→ OPDRACHT
Pak de leestekst over het zware lot van gelovigen en de omgekeerde wereld weer op en schrijf hem verder na de laatste zin.

→ LEESTEKST
• • • • • • •

Sommigen van hen hebben ongetwijfeld minder gemak, minder behaaglijkheid van het leven dan de wereldlingen. “lk heb gezien een gewelddrijvende goddeloze, die zich uitbreidde als een groene inlandse boom.” “Hun ogen puilen uit van vet; zij hebben meer dan het hart kan begeren”(Ps.73:7 naar de Engelse overzetting) terwijl aan zijn volk dikwijls “wateren van een volle beker worden uitgedrukt,” en hun spijs en drank als met gal en alsem bitter worden gemaakt. De wereld is thans onderste boven gekeerd. Het Evangelie heeft begonnen haar met de rechte zijde naar boven te brengen; maar als de dag der genade voorbij, en de dag der heerlijkheid daar is, dan zal de wereld eens voor goed recht gesteld worden. Dan zullen zij, die in schaapsvellen en geitenvellen hebben gewandeld, bekleed worden met een blinkend gewaad, daar zij, gelijk de Heiland op de berg Tabor, van gedaante zullen veranderd worden.

• • • • • • •

→ DE REGELS
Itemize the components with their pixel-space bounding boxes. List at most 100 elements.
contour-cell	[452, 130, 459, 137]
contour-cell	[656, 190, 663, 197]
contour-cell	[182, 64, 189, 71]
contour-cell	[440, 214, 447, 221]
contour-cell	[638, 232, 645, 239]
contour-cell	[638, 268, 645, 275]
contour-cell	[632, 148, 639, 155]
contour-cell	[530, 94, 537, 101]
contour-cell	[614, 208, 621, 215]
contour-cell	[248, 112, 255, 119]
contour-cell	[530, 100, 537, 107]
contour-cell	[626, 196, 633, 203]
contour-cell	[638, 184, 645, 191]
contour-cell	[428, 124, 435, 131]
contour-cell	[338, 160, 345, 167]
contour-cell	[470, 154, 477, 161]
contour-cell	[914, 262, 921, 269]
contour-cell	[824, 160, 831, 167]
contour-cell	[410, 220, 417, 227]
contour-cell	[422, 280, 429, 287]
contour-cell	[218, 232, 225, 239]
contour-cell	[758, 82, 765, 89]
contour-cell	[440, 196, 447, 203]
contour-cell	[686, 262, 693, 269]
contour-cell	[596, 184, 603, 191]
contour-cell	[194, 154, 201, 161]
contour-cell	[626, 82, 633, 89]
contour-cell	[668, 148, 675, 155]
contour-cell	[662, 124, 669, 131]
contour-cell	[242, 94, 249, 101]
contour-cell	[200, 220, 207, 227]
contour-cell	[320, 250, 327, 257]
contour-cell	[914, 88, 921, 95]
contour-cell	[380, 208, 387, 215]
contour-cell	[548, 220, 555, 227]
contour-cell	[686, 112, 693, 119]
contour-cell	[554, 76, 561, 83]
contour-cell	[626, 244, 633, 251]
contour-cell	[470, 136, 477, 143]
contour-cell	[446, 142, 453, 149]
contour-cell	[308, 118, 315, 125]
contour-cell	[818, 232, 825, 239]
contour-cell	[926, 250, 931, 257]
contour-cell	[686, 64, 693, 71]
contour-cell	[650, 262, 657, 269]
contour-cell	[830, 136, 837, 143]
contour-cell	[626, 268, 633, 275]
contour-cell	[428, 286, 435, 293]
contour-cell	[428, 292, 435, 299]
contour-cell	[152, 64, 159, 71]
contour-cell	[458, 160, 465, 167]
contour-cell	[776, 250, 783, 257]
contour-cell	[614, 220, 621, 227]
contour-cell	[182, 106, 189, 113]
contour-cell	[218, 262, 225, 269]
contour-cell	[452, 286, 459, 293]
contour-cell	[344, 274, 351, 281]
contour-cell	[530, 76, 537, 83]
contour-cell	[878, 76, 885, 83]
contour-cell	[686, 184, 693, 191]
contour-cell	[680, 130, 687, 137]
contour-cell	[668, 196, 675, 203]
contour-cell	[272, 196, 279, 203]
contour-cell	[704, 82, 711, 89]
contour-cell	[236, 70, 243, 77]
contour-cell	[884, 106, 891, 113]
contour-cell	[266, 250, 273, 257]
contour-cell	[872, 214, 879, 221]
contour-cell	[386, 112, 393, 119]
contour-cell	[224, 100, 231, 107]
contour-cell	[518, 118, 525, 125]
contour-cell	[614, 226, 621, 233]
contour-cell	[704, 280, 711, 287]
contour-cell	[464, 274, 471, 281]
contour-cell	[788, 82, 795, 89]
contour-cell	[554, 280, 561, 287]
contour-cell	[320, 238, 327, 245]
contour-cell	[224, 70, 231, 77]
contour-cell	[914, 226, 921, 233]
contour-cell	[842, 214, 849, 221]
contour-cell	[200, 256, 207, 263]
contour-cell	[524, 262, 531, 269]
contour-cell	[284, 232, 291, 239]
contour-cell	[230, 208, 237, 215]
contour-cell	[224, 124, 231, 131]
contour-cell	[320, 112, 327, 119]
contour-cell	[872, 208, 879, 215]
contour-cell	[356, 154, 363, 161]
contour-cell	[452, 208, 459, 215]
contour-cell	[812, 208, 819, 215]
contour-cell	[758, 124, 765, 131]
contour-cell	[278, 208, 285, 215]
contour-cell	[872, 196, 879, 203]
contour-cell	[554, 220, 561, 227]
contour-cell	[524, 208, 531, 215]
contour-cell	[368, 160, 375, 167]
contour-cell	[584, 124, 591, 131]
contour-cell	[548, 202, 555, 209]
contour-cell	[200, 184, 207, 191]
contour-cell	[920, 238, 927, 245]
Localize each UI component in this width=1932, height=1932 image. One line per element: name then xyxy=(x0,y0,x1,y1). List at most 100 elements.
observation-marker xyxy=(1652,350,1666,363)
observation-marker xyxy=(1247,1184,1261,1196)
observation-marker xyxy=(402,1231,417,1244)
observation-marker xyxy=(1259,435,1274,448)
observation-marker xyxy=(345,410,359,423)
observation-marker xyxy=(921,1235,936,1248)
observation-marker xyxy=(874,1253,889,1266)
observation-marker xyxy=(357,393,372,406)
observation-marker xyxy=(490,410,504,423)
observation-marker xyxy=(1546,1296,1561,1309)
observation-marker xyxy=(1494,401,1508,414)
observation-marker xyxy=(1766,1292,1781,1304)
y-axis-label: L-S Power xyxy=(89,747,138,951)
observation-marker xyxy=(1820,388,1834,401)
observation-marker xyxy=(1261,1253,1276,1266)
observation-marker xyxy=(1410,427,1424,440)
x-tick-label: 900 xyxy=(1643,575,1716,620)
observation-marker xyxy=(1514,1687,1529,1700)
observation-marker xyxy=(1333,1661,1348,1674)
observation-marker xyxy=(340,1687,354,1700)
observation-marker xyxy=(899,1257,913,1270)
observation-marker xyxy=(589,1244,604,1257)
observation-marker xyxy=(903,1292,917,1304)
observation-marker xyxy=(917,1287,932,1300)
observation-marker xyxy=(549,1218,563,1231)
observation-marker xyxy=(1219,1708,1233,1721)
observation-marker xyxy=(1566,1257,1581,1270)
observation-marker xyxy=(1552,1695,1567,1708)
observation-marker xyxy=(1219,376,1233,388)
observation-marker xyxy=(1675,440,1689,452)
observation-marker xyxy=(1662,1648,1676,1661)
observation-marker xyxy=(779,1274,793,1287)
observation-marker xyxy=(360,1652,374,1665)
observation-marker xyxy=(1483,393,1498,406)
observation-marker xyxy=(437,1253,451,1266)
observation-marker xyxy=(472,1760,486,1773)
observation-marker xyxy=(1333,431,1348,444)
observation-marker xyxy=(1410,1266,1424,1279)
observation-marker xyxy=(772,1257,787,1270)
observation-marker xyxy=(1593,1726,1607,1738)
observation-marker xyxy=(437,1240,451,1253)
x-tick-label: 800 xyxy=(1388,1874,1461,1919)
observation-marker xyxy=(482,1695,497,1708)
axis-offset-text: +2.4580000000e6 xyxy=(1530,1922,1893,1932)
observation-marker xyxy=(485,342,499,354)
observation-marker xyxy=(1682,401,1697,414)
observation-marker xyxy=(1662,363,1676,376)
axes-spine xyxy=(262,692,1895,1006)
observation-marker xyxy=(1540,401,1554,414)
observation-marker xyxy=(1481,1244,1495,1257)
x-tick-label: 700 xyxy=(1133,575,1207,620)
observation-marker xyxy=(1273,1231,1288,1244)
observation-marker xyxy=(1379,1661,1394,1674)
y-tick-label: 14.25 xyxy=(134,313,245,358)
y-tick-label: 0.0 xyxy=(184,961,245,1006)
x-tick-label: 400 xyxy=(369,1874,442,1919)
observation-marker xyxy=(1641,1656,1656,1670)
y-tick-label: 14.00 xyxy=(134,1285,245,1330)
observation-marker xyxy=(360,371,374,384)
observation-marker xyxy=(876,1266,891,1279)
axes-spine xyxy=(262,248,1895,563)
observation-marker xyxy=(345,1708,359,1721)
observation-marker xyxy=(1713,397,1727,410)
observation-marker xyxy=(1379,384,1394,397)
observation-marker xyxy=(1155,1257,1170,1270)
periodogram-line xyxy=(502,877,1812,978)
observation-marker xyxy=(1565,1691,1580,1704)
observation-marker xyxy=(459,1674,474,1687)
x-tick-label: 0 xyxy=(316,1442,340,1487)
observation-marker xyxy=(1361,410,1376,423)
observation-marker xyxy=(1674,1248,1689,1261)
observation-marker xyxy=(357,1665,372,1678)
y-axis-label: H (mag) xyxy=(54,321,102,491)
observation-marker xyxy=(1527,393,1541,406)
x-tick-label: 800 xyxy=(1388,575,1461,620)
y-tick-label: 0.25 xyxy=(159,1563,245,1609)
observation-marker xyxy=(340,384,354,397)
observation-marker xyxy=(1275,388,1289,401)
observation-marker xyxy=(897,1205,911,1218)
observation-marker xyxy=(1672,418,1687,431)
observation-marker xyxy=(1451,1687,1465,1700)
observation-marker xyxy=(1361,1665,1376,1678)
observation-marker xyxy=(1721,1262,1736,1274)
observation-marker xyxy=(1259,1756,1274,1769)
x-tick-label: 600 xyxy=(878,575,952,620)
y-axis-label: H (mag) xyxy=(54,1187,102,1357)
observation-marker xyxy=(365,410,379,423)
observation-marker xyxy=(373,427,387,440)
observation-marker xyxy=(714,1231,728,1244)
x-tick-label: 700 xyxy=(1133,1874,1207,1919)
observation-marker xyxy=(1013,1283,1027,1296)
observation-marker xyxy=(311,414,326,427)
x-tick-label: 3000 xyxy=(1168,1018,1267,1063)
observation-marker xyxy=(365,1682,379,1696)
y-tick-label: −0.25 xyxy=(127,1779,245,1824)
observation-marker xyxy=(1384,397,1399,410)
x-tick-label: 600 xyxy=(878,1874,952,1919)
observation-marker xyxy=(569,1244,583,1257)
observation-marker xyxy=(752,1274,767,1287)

• • • • • • •

→ ANTWOORD
Dan zullen zij, welker de wereld niet waardig was, komen tot een wereld, die hunner wèl waardig is. Dan zullen zij, die voortgedreven werden naar de vlammen op de brandstapels, triomferen met vurige wagens en vurige paarden, en de glans verhogen van de heerlijke verschijning van hun Meester. Ja geliefden, gij zult eeuwig het voorwerp wezen van het welbehagen Gods, niet slechts in verborgen gemeenschapsoefening, neen, uw staat en heerlijkheid zullen geopenbaard worden voor de kinderen der mensen. Uw vervolgers zullen op de tanden knarsen, als zij u de ereplaats zien innemen aan zijn rechterhand, terwijl zij, ofschoon zij op aarde veel groter en voornamer waren dan gij, veroordeeld zullen worden tot de laagste plaats.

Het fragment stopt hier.